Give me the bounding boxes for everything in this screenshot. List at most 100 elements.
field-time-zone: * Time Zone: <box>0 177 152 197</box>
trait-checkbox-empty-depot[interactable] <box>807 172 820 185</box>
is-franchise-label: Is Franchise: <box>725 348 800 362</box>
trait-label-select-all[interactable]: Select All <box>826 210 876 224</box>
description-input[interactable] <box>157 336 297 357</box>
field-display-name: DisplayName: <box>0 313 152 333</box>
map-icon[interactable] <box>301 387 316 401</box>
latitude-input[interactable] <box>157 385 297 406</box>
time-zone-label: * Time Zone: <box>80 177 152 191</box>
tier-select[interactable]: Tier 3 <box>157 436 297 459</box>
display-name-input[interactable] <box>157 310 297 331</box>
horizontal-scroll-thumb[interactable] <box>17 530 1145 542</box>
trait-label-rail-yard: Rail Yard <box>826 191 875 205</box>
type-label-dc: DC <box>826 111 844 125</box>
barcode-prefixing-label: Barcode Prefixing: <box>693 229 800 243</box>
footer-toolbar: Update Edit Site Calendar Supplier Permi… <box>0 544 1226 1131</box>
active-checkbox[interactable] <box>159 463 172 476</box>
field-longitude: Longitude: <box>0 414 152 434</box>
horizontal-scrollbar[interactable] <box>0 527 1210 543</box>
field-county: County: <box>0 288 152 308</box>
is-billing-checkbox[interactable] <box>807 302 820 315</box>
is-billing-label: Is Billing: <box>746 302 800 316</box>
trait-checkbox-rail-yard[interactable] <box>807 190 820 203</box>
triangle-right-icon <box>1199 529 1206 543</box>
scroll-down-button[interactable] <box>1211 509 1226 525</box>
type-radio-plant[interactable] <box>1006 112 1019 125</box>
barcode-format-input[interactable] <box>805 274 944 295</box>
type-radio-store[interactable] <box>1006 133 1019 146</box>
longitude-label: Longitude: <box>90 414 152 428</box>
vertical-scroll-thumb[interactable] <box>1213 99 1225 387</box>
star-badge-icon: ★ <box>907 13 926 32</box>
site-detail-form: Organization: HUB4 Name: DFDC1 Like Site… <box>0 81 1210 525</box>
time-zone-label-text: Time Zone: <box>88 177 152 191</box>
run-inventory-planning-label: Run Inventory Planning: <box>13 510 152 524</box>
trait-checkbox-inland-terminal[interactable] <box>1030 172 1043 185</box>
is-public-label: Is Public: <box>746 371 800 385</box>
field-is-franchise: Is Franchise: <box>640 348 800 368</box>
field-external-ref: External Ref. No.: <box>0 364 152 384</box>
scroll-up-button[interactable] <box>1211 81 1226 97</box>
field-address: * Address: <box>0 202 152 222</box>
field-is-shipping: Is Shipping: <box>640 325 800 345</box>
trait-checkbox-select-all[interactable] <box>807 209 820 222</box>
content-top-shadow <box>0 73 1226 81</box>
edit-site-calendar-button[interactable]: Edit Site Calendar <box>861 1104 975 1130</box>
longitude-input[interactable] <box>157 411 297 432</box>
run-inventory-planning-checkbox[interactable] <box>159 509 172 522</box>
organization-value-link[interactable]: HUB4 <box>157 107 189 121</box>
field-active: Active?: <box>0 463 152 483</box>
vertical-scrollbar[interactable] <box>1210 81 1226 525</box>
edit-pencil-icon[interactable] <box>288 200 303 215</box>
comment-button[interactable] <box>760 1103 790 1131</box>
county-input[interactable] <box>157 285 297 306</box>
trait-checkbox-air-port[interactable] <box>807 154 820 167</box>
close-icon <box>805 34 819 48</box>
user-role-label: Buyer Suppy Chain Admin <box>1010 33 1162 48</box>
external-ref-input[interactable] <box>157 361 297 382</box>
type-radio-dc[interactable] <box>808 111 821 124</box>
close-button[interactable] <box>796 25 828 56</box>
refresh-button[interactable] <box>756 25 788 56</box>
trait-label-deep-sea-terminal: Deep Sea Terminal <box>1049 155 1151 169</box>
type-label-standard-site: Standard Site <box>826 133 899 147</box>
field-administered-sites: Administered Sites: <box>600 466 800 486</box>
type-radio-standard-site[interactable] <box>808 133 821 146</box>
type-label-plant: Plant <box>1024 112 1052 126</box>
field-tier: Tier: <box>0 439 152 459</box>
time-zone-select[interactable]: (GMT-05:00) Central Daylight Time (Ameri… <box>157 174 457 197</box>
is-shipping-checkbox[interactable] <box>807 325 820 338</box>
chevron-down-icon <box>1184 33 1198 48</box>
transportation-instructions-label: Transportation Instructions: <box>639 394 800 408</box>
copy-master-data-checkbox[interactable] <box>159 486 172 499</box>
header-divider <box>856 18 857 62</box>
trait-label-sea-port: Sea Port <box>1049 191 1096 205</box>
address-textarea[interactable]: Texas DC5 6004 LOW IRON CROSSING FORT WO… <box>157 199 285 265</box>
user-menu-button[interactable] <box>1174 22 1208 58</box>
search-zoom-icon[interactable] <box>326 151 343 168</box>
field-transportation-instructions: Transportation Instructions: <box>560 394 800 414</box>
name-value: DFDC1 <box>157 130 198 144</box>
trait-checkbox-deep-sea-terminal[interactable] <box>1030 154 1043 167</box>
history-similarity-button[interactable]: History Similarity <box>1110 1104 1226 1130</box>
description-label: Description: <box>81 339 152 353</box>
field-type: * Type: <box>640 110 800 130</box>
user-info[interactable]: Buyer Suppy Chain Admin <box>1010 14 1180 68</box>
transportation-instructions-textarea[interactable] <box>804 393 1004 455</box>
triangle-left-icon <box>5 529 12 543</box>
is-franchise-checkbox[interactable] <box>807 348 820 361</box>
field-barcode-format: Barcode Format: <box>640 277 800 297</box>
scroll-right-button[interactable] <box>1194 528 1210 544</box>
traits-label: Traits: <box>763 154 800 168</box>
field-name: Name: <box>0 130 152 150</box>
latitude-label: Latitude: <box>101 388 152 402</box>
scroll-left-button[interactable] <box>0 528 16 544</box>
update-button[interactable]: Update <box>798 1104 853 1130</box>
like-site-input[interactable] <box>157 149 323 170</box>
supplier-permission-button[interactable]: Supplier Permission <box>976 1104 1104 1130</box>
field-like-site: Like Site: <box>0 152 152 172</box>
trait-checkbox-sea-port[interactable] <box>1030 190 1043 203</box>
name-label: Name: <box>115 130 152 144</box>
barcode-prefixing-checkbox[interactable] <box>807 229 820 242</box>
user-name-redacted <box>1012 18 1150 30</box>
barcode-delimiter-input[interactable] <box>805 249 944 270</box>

### GOAL
Put every one of these rows into a JSON list of strings, one string per line, with blank lines left out.

### EXERCISE RESULT
[
  "Give me the bounding boxes for everything in this screenshot. List at most 100 elements.",
  "field-time-zone: * Time Zone: <box>0 177 152 197</box>",
  "trait-checkbox-empty-depot[interactable] <box>807 172 820 185</box>",
  "is-franchise-label: Is Franchise: <box>725 348 800 362</box>",
  "trait-label-select-all[interactable]: Select All <box>826 210 876 224</box>",
  "description-input[interactable] <box>157 336 297 357</box>",
  "field-display-name: DisplayName: <box>0 313 152 333</box>",
  "map-icon[interactable] <box>301 387 316 401</box>",
  "latitude-input[interactable] <box>157 385 297 406</box>",
  "time-zone-label: * Time Zone: <box>80 177 152 191</box>",
  "tier-select[interactable]: Tier 3 <box>157 436 297 459</box>",
  "display-name-input[interactable] <box>157 310 297 331</box>",
  "horizontal-scroll-thumb[interactable] <box>17 530 1145 542</box>",
  "trait-label-rail-yard: Rail Yard <box>826 191 875 205</box>",
  "type-label-dc: DC <box>826 111 844 125</box>",
  "barcode-prefixing-label: Barcode Prefixing: <box>693 229 800 243</box>",
  "footer-toolbar: Update Edit Site Calendar Supplier Permi… <box>0 544 1226 1131</box>",
  "active-checkbox[interactable] <box>159 463 172 476</box>",
  "field-longitude: Longitude: <box>0 414 152 434</box>",
  "horizontal-scrollbar[interactable] <box>0 527 1210 543</box>",
  "field-county: County: <box>0 288 152 308</box>",
  "is-billing-checkbox[interactable] <box>807 302 820 315</box>",
  "is-billing-label: Is Billing: <box>746 302 800 316</box>",
  "trait-checkbox-rail-yard[interactable] <box>807 190 820 203</box>",
  "triangle-right-icon <box>1199 529 1206 543</box>",
  "scroll-down-button[interactable] <box>1211 509 1226 525</box>",
  "type-radio-plant[interactable] <box>1006 112 1019 125</box>",
  "barcode-format-input[interactable] <box>805 274 944 295</box>",
  "type-radio-store[interactable] <box>1006 133 1019 146</box>",
  "longitude-label: Longitude: <box>90 414 152 428</box>",
  "vertical-scroll-thumb[interactable] <box>1213 99 1225 387</box>",
  "star-badge-icon: ★ <box>907 13 926 32</box>",
  "site-detail-form: Organization: HUB4 Name: DFDC1 Like Site… <box>0 81 1210 525</box>",
  "time-zone-label-text: Time Zone: <box>88 177 152 191</box>",
  "run-inventory-planning-label: Run Inventory Planning: <box>13 510 152 524</box>",
  "trait-checkbox-inland-terminal[interactable] <box>1030 172 1043 185</box>",
  "is-public-label: Is Public: <box>746 371 800 385</box>",
  "field-is-franchise: Is Franchise: <box>640 348 800 368</box>",
  "field-external-ref: External Ref. No.: <box>0 364 152 384</box>",
  "scroll-up-button[interactable] <box>1211 81 1226 97</box>",
  "field-address: * Address: <box>0 202 152 222</box>",
  "field-is-shipping: Is Shipping: <box>640 325 800 345</box>",
  "trait-checkbox-select-all[interactable] <box>807 209 820 222</box>",
  "content-top-shadow <box>0 73 1226 81</box>",
  "edit-site-calendar-button[interactable]: Edit Site Calendar <box>861 1104 975 1130</box>",
  "longitude-input[interactable] <box>157 411 297 432</box>",
  "run-inventory-planning-checkbox[interactable] <box>159 509 172 522</box>",
  "organization-value-link[interactable]: HUB4 <box>157 107 189 121</box>",
  "field-active: Active?: <box>0 463 152 483</box>",
  "vertical-scrollbar[interactable] <box>1210 81 1226 525</box>",
  "edit-pencil-icon[interactable] <box>288 200 303 215</box>",
  "comment-button[interactable] <box>760 1103 790 1131</box>",
  "county-input[interactable] <box>157 285 297 306</box>",
  "trait-checkbox-air-port[interactable] <box>807 154 820 167</box>",
  "close-icon <box>805 34 819 48</box>",
  "user-role-label: Buyer Suppy Chain Admin <box>1010 33 1162 48</box>",
  "external-ref-input[interactable] <box>157 361 297 382</box>",
  "type-radio-dc[interactable] <box>808 111 821 124</box>",
  "close-button[interactable] <box>796 25 828 56</box>",
  "refresh-button[interactable] <box>756 25 788 56</box>",
  "trait-label-deep-sea-terminal: Deep Sea Terminal <box>1049 155 1151 169</box>",
  "type-label-standard-site: Standard Site <box>826 133 899 147</box>",
  "field-administered-sites: Administered Sites: <box>600 466 800 486</box>",
  "type-radio-standard-site[interactable] <box>808 133 821 146</box>",
  "type-label-plant: Plant <box>1024 112 1052 126</box>",
  "field-tier: Tier: <box>0 439 152 459</box>",
  "time-zone-select[interactable]: (GMT-05:00) Central Daylight Time (Ameri… <box>157 174 457 197</box>",
  "is-shipping-checkbox[interactable] <box>807 325 820 338</box>",
  "chevron-down-icon <box>1184 33 1198 48</box>",
  "transportation-instructions-label: Transportation Instructions: <box>639 394 800 408</box>",
  "copy-master-data-checkbox[interactable] <box>159 486 172 499</box>",
  "header-divider <box>856 18 857 62</box>",
  "trait-label-sea-port: Sea Port <box>1049 191 1096 205</box>",
  "address-textarea[interactable]: Texas DC5 6004 LOW IRON CROSSING FORT WO… <box>157 199 285 265</box>",
  "user-menu-button[interactable] <box>1174 22 1208 58</box>",
  "search-zoom-icon[interactable] <box>326 151 343 168</box>",
  "field-transportation-instructions: Transportation Instructions: <box>560 394 800 414</box>",
  "name-value: DFDC1 <box>157 130 198 144</box>",
  "trait-checkbox-deep-sea-terminal[interactable] <box>1030 154 1043 167</box>",
  "history-similarity-button[interactable]: History Similarity <box>1110 1104 1226 1130</box>",
  "description-label: Description: <box>81 339 152 353</box>",
  "field-type: * Type: <box>640 110 800 130</box>",
  "user-info[interactable]: Buyer Suppy Chain Admin <box>1010 14 1180 68</box>",
  "transportation-instructions-textarea[interactable] <box>804 393 1004 455</box>",
  "triangle-left-icon <box>5 529 12 543</box>",
  "is-franchise-checkbox[interactable] <box>807 348 820 361</box>",
  "field-barcode-format: Barcode Format: <box>640 277 800 297</box>",
  "scroll-right-button[interactable] <box>1194 528 1210 544</box>",
  "traits-label: Traits: <box>763 154 800 168</box>",
  "field-name: Name: <box>0 130 152 150</box>",
  "latitude-label: Latitude: <box>101 388 152 402</box>",
  "scroll-left-button[interactable] <box>0 528 16 544</box>",
  "update-button[interactable]: Update <box>798 1104 853 1130</box>",
  "like-site-input[interactable] <box>157 149 323 170</box>",
  "supplier-permission-button[interactable]: Supplier Permission <box>976 1104 1104 1130</box>",
  "field-like-site: Like Site: <box>0 152 152 172</box>",
  "trait-checkbox-sea-port[interactable] <box>1030 190 1043 203</box>",
  "name-label: Name: <box>115 130 152 144</box>",
  "barcode-prefixing-checkbox[interactable] <box>807 229 820 242</box>",
  "user-name-redacted <box>1012 18 1150 30</box>",
  "barcode-delimiter-input[interactable] <box>805 249 944 270</box>"
]